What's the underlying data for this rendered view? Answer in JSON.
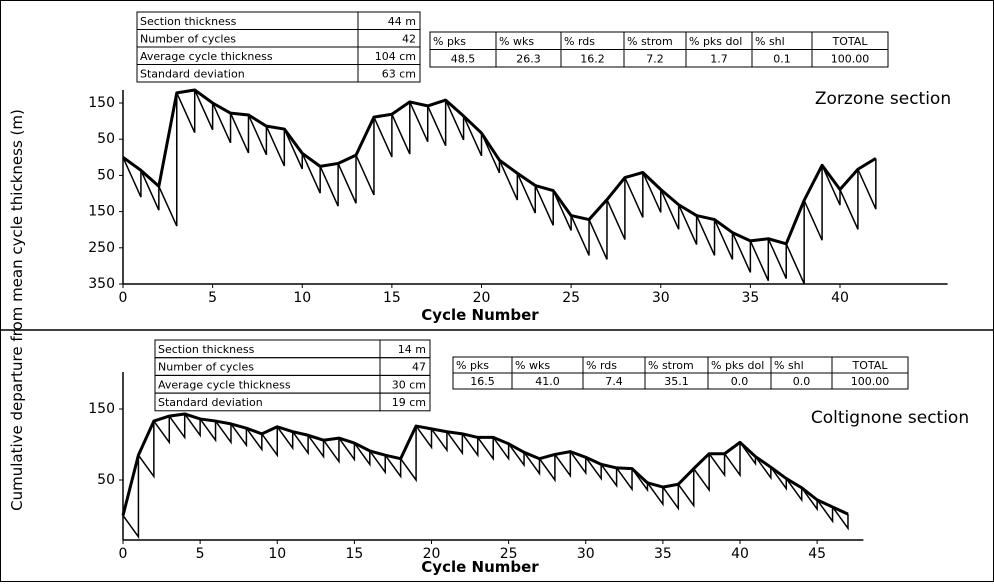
{
  "ylabel": "Cumulative departure from mean cycle thickness (m)",
  "chart_data": [
    {
      "type": "fischer",
      "title": "Zorzone section",
      "xlabel": "Cycle Number",
      "table": [
        [
          "Section thickness",
          "44 m"
        ],
        [
          "Number of cycles",
          "42"
        ],
        [
          "Average cycle thickness",
          "104 cm"
        ],
        [
          "Standard deviation",
          "63 cm"
        ]
      ],
      "composition": {
        "headers": [
          "% pks",
          "% wks",
          "% rds",
          "% strom",
          "% pks dol",
          "% shl",
          "TOTAL"
        ],
        "values": [
          "48.5",
          "26.3",
          "16.2",
          "7.2",
          "1.7",
          "0.1",
          "100.00"
        ]
      },
      "x": [
        0,
        1,
        2,
        3,
        4,
        5,
        6,
        7,
        8,
        9,
        10,
        11,
        12,
        13,
        14,
        15,
        16,
        17,
        18,
        19,
        20,
        21,
        22,
        23,
        24,
        25,
        26,
        27,
        28,
        29,
        30,
        31,
        32,
        33,
        34,
        35,
        36,
        37,
        38,
        39,
        40,
        41,
        42
      ],
      "values": [
        0,
        -36,
        -80,
        178,
        186,
        150,
        122,
        117,
        86,
        78,
        11,
        -25,
        -17,
        6,
        111,
        119,
        153,
        142,
        158,
        114,
        67,
        -8,
        -44,
        -78,
        -92,
        -161,
        -172,
        -117,
        -56,
        -42,
        -89,
        -131,
        -161,
        -172,
        -208,
        -231,
        -225,
        -239,
        -119,
        -22,
        -89,
        -33,
        -3
      ],
      "drop": 110,
      "color": "#000000",
      "xlim": [
        0,
        46
      ],
      "xticks": [
        0,
        5,
        10,
        15,
        20,
        25,
        30,
        35,
        40
      ],
      "ylim": [
        -350,
        180
      ],
      "yticks": [
        150,
        50,
        {
          "value": -50,
          "label": "50"
        },
        {
          "value": -150,
          "label": "150"
        },
        {
          "value": -250,
          "label": "250"
        },
        {
          "value": -350,
          "label": "350"
        }
      ]
    },
    {
      "type": "fischer",
      "title": "Coltignone section",
      "xlabel": "Cycle Number",
      "table": [
        [
          "Section thickness",
          "14  m"
        ],
        [
          "Number of cycles",
          "47"
        ],
        [
          "Average cycle thickness",
          "30 cm"
        ],
        [
          "Standard deviation",
          "19 cm"
        ]
      ],
      "composition": {
        "headers": [
          "% pks",
          "% wks",
          "% rds",
          "% strom",
          "% pks dol",
          "% shl",
          "TOTAL"
        ],
        "values": [
          "16.5",
          "41.0",
          "7.4",
          "35.1",
          "0.0",
          "0.0",
          "100.00"
        ]
      },
      "x": [
        0,
        1,
        2,
        3,
        4,
        5,
        6,
        7,
        8,
        9,
        10,
        11,
        12,
        13,
        14,
        15,
        16,
        17,
        18,
        19,
        20,
        21,
        22,
        23,
        24,
        25,
        26,
        27,
        28,
        29,
        30,
        31,
        32,
        33,
        34,
        35,
        36,
        37,
        38,
        39,
        40,
        41,
        42,
        43,
        44,
        45,
        46,
        47
      ],
      "values": [
        0,
        85,
        133,
        140,
        143,
        136,
        133,
        129,
        123,
        115,
        125,
        118,
        113,
        106,
        109,
        102,
        91,
        85,
        80,
        126,
        122,
        118,
        115,
        110,
        110,
        101,
        89,
        80,
        86,
        90,
        82,
        72,
        67,
        66,
        46,
        40,
        44,
        66,
        87,
        87,
        103,
        83,
        68,
        52,
        39,
        22,
        12,
        2
      ],
      "drop": 30,
      "color": "#000000",
      "xlim": [
        0,
        48
      ],
      "xticks": [
        0,
        5,
        10,
        15,
        20,
        25,
        30,
        35,
        40,
        45
      ],
      "ylim": [
        -35,
        200
      ],
      "yticks": [
        150,
        50
      ]
    }
  ]
}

Task –
Write out the data precisely as given, excluding the pictures.

Finished task –
What's the underlying data for this rendered view? Answer in JSON.
{
  "ylabel": "Cumulative departure from mean cycle thickness (m)",
  "chart_data": [
    {
      "type": "fischer",
      "title": "Zorzone section",
      "xlabel": "Cycle Number",
      "table": [
        [
          "Section thickness",
          "44 m"
        ],
        [
          "Number of cycles",
          "42"
        ],
        [
          "Average cycle thickness",
          "104 cm"
        ],
        [
          "Standard deviation",
          "63 cm"
        ]
      ],
      "composition": {
        "headers": [
          "% pks",
          "% wks",
          "% rds",
          "% strom",
          "% pks dol",
          "% shl",
          "TOTAL"
        ],
        "values": [
          "48.5",
          "26.3",
          "16.2",
          "7.2",
          "1.7",
          "0.1",
          "100.00"
        ]
      },
      "x": [
        0,
        1,
        2,
        3,
        4,
        5,
        6,
        7,
        8,
        9,
        10,
        11,
        12,
        13,
        14,
        15,
        16,
        17,
        18,
        19,
        20,
        21,
        22,
        23,
        24,
        25,
        26,
        27,
        28,
        29,
        30,
        31,
        32,
        33,
        34,
        35,
        36,
        37,
        38,
        39,
        40,
        41,
        42
      ],
      "values": [
        0,
        -36,
        -80,
        178,
        186,
        150,
        122,
        117,
        86,
        78,
        11,
        -25,
        -17,
        6,
        111,
        119,
        153,
        142,
        158,
        114,
        67,
        -8,
        -44,
        -78,
        -92,
        -161,
        -172,
        -117,
        -56,
        -42,
        -89,
        -131,
        -161,
        -172,
        -208,
        -231,
        -225,
        -239,
        -119,
        -22,
        -89,
        -33,
        -3
      ],
      "drop": 110,
      "color": "#000000",
      "xlim": [
        0,
        46
      ],
      "xticks": [
        0,
        5,
        10,
        15,
        20,
        25,
        30,
        35,
        40
      ],
      "ylim": [
        -350,
        180
      ],
      "yticks": [
        150,
        50,
        {
          "value": -50,
          "label": "50"
        },
        {
          "value": -150,
          "label": "150"
        },
        {
          "value": -250,
          "label": "250"
        },
        {
          "value": -350,
          "label": "350"
        }
      ]
    },
    {
      "type": "fischer",
      "title": "Coltignone section",
      "xlabel": "Cycle Number",
      "table": [
        [
          "Section thickness",
          "14  m"
        ],
        [
          "Number of cycles",
          "47"
        ],
        [
          "Average cycle thickness",
          "30 cm"
        ],
        [
          "Standard deviation",
          "19 cm"
        ]
      ],
      "composition": {
        "headers": [
          "% pks",
          "% wks",
          "% rds",
          "% strom",
          "% pks dol",
          "% shl",
          "TOTAL"
        ],
        "values": [
          "16.5",
          "41.0",
          "7.4",
          "35.1",
          "0.0",
          "0.0",
          "100.00"
        ]
      },
      "x": [
        0,
        1,
        2,
        3,
        4,
        5,
        6,
        7,
        8,
        9,
        10,
        11,
        12,
        13,
        14,
        15,
        16,
        17,
        18,
        19,
        20,
        21,
        22,
        23,
        24,
        25,
        26,
        27,
        28,
        29,
        30,
        31,
        32,
        33,
        34,
        35,
        36,
        37,
        38,
        39,
        40,
        41,
        42,
        43,
        44,
        45,
        46,
        47
      ],
      "values": [
        0,
        85,
        133,
        140,
        143,
        136,
        133,
        129,
        123,
        115,
        125,
        118,
        113,
        106,
        109,
        102,
        91,
        85,
        80,
        126,
        122,
        118,
        115,
        110,
        110,
        101,
        89,
        80,
        86,
        90,
        82,
        72,
        67,
        66,
        46,
        40,
        44,
        66,
        87,
        87,
        103,
        83,
        68,
        52,
        39,
        22,
        12,
        2
      ],
      "drop": 30,
      "color": "#000000",
      "xlim": [
        0,
        48
      ],
      "xticks": [
        0,
        5,
        10,
        15,
        20,
        25,
        30,
        35,
        40,
        45
      ],
      "ylim": [
        -35,
        200
      ],
      "yticks": [
        150,
        50
      ]
    }
  ]
}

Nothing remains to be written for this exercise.